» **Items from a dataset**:
☆ ☆ ☆

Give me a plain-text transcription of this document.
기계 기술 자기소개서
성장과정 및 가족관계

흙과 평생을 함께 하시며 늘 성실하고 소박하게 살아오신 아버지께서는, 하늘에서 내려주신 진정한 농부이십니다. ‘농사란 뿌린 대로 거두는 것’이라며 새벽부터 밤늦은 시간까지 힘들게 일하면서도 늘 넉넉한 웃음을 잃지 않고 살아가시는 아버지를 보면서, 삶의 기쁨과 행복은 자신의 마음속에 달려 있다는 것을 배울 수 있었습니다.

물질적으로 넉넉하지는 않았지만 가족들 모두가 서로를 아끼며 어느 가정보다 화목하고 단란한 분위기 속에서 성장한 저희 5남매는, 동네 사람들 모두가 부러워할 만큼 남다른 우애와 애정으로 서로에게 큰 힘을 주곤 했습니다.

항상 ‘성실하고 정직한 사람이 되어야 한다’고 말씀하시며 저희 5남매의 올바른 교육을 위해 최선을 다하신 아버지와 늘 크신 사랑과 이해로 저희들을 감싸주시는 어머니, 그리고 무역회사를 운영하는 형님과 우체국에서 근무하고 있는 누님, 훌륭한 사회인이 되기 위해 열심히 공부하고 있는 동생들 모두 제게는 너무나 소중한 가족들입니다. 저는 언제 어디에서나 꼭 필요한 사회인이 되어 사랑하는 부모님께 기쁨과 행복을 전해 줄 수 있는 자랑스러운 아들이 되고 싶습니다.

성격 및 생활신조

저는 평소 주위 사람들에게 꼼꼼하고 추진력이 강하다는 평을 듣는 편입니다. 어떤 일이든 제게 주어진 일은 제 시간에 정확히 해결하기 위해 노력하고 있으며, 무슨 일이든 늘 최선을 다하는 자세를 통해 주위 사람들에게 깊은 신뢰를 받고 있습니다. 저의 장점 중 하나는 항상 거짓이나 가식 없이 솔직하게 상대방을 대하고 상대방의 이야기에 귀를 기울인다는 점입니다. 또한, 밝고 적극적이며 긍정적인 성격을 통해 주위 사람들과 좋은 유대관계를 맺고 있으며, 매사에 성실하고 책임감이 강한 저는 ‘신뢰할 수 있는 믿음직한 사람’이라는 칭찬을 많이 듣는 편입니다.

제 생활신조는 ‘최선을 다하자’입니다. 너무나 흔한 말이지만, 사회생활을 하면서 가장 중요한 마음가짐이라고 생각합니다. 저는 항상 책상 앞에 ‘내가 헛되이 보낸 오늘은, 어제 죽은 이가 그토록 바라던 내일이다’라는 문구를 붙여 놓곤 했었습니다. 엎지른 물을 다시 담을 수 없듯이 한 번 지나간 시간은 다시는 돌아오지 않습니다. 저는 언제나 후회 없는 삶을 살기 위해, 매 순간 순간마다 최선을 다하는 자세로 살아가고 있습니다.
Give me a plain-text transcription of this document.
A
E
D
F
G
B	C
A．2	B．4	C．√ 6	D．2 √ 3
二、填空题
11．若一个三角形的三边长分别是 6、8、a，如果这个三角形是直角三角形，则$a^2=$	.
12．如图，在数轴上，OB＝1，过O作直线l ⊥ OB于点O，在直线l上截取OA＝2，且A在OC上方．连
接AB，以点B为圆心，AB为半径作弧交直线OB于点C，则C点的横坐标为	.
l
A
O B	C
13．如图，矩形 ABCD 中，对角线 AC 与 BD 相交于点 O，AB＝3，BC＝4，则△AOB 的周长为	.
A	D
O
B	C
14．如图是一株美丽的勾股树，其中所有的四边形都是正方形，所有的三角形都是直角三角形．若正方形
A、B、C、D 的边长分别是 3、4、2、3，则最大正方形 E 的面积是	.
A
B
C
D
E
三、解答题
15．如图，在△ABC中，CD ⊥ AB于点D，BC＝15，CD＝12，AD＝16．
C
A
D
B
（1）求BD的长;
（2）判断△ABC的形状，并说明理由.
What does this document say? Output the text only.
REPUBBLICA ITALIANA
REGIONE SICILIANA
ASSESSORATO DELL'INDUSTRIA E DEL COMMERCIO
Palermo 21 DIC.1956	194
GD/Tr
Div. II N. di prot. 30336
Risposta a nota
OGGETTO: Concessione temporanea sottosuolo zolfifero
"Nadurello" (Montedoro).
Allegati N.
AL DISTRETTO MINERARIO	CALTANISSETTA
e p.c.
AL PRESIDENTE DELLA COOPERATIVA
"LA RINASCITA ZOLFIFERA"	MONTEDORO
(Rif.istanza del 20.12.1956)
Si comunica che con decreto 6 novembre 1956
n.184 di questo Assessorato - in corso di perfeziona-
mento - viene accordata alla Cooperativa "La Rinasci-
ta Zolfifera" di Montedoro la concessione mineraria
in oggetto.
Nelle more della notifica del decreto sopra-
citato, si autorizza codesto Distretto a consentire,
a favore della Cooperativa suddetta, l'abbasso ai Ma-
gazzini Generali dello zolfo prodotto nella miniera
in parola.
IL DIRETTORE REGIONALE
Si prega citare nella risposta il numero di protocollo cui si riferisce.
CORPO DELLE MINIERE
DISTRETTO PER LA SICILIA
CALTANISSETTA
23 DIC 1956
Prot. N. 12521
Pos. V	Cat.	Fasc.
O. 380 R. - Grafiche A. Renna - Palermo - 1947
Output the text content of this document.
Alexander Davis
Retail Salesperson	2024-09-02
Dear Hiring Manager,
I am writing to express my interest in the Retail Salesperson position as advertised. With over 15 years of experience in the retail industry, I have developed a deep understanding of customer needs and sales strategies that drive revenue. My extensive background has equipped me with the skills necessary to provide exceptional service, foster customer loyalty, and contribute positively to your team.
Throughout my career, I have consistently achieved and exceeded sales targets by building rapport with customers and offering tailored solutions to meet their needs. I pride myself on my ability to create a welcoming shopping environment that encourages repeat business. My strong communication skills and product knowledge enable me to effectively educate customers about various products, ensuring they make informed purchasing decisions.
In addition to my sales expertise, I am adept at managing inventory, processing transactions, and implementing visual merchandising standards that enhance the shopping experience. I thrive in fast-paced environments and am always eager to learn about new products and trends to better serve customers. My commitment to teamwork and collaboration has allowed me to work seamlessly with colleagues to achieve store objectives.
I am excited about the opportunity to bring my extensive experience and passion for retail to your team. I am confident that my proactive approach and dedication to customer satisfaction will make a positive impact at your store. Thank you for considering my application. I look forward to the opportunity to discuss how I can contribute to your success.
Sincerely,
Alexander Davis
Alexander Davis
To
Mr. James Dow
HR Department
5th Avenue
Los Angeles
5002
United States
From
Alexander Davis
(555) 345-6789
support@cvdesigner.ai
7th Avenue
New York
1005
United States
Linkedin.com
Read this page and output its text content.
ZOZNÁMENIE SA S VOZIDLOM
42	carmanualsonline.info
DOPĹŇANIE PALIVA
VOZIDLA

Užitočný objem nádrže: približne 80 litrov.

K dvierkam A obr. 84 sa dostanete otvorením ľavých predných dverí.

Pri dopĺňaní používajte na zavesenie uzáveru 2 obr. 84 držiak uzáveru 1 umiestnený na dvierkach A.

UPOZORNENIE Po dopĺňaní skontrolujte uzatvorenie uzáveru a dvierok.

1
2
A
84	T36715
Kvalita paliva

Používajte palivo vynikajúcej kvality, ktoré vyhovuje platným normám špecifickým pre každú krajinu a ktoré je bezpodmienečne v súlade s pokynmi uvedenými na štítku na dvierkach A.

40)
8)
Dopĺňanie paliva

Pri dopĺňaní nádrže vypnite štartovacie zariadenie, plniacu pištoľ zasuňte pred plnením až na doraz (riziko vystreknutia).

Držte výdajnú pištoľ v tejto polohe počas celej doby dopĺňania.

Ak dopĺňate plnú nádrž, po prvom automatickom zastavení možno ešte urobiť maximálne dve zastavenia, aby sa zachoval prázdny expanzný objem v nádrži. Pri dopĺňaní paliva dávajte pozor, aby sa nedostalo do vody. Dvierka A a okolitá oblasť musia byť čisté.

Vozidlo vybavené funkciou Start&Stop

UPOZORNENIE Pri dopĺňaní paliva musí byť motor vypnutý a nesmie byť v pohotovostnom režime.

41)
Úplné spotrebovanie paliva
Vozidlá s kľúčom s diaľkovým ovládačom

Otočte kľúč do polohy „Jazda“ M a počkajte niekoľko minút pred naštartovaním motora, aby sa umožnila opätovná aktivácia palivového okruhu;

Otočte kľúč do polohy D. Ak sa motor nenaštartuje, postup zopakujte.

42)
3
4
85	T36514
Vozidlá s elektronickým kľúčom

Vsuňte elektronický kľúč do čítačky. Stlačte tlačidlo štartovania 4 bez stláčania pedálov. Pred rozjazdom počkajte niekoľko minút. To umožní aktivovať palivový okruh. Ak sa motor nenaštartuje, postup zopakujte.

☆ ☆ ☆

» **STATED EXERCISE**: Return each line among the entries that holds the word "dvierkach".

» **IN RESPONSE**:
Pri dopĺňaní používajte na zavesenie uzáveru 2 obr. 84 držiak uzáveru 1 umiestnený na dvierkach A.
Používajte palivo vynikajúcej kvality, ktoré vyhovuje platným normám špecifickým pre každú krajinu a ktoré je bezpodmienečne v súlade s pokynmi uvedenými na štítku na dvierkach A.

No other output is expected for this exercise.